*DO THIS*:
Quote the line containing "Extract the structured" and all lines that follow it in the listing below, exactly as written.

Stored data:
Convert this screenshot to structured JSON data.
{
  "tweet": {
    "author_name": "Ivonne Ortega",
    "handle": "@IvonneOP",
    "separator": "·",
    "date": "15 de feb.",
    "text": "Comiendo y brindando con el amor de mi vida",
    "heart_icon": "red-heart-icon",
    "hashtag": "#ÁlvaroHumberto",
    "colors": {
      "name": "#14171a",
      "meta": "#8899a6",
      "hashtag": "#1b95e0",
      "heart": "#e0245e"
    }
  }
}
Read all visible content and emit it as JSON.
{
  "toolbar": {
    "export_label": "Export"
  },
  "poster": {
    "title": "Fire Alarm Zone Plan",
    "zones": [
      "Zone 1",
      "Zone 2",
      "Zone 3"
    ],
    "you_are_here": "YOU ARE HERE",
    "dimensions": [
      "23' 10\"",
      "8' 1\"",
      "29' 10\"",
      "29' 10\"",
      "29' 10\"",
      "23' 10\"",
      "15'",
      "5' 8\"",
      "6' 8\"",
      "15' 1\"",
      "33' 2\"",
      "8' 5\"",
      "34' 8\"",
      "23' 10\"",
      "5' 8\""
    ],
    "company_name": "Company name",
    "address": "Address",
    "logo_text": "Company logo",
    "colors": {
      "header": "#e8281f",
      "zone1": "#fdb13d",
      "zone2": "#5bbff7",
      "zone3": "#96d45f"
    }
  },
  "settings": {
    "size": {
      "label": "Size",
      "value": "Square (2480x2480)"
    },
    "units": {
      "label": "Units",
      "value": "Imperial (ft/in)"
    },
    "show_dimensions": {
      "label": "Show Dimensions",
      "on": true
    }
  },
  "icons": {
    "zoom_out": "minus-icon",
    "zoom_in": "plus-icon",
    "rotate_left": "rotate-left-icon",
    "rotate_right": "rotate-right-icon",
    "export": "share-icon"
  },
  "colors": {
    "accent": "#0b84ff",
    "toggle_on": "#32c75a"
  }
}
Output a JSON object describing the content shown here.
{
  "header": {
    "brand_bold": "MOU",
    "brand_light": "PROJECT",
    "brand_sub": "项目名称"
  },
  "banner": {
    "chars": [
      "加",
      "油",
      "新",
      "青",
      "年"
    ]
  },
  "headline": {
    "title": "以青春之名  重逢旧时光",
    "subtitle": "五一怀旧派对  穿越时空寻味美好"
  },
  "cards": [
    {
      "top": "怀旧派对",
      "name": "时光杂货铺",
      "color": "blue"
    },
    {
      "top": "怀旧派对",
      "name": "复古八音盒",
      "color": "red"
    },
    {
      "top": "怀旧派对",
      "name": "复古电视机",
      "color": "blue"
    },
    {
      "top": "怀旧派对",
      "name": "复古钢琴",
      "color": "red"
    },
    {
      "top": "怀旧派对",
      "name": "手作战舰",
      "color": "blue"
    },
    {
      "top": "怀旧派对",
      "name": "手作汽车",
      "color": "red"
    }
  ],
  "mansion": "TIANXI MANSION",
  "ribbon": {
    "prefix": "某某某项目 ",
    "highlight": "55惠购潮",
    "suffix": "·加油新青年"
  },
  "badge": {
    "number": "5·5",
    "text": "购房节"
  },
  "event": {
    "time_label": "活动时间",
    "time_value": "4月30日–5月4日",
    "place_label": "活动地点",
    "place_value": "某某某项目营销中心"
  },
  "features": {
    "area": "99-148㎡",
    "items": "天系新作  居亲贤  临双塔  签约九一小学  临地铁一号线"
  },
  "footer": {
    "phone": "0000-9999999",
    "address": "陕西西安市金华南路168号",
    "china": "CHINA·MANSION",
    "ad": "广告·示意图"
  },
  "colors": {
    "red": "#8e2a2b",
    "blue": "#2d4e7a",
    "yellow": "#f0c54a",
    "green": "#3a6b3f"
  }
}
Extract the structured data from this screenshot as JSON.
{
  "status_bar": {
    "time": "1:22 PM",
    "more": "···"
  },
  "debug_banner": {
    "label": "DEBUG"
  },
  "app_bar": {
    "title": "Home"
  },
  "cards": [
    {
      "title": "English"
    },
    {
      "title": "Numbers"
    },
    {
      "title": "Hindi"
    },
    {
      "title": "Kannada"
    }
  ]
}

*RESPONSE TO THIS TASK*:
Extract the structured data from this screenshot as JSON.
{
  "status_bar": {
    "time": "1:22 PM",
    "more": "···"
  },
  "debug_banner": {
    "label": "DEBUG"
  },
  "app_bar": {
    "title": "Home"
  },
  "cards": [
    {
      "title": "English"
    },
    {
      "title": "Numbers"
    },
    {
      "title": "Hindi"
    },
    {
      "title": "Kannada"
    }
  ]
}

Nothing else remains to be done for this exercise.